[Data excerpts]
-- begin --
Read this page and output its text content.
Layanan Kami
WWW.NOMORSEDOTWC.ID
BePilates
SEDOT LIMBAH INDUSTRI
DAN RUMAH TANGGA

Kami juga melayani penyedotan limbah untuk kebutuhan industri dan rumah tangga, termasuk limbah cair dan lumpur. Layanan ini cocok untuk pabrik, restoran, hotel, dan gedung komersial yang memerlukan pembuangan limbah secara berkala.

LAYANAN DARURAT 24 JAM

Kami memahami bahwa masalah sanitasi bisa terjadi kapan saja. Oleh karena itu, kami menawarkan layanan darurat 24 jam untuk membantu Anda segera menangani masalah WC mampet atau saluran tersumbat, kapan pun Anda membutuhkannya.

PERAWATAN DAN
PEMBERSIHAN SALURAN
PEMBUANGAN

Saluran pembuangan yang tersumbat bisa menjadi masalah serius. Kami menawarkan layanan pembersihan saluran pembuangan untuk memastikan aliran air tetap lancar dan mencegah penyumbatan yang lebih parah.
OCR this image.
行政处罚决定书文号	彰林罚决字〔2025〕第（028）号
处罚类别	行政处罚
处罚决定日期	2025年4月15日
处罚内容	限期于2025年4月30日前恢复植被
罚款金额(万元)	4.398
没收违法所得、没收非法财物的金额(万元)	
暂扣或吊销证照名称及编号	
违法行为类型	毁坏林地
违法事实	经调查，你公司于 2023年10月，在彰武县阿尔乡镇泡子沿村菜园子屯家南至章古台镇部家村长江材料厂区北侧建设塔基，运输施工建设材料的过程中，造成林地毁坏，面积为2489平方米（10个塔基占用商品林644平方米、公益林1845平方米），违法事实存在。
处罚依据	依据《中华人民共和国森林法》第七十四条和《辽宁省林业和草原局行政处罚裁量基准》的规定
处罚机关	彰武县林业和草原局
-- end --
-- begin --
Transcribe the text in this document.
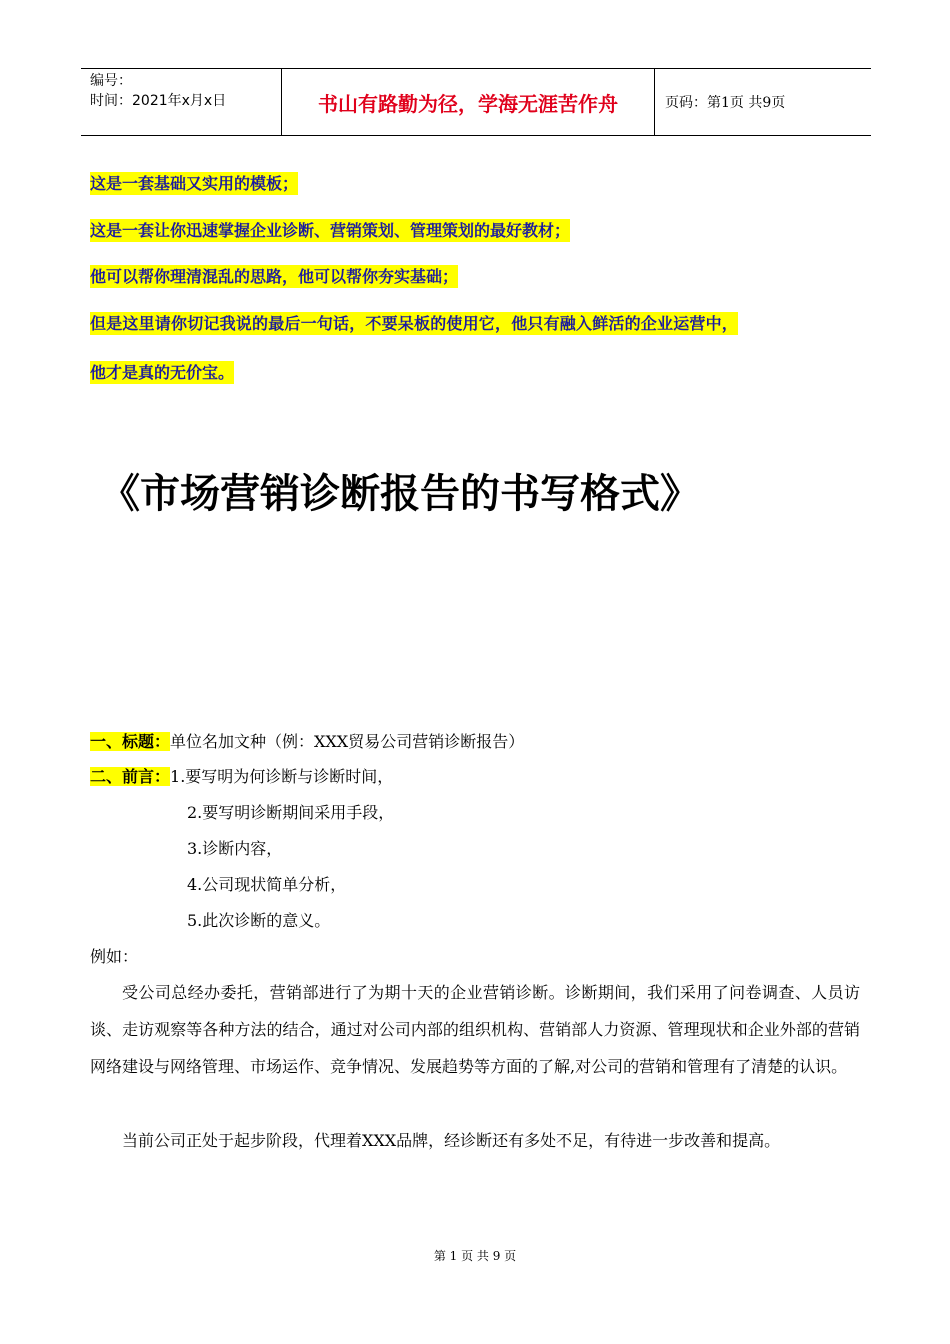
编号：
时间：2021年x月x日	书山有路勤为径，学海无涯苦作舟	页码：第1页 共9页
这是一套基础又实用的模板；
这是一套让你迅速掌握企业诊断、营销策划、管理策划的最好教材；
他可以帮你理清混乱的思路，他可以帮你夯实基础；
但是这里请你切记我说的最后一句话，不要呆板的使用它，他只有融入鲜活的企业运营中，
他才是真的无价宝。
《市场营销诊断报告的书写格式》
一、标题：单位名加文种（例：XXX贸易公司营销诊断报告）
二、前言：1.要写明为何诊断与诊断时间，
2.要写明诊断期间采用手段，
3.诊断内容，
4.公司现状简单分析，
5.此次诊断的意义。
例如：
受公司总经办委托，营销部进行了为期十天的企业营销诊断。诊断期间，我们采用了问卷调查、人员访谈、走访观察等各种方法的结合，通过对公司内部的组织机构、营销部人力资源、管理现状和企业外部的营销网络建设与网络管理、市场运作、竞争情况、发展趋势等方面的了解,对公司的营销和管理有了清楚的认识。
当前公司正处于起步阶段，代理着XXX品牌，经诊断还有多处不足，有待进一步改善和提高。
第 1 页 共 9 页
-- end --
PROBLEM TO WORK ON: Pick out the lines above containing the word "tersumbat", then copy them.

SOLVED EXERCISE:
Kami memahami bahwa masalah sanitasi bisa terjadi kapan saja. Oleh karena itu, kami menawarkan layanan darurat 24 jam untuk membantu Anda segera menangani masalah WC mampet atau saluran tersumbat, kapan pun Anda membutuhkannya.
Saluran pembuangan yang tersumbat bisa menjadi masalah serius. Kami menawarkan layanan pembersihan saluran pembuangan untuk memastikan aliran air tetap lancar dan mencegah penyumbatan yang lebih parah.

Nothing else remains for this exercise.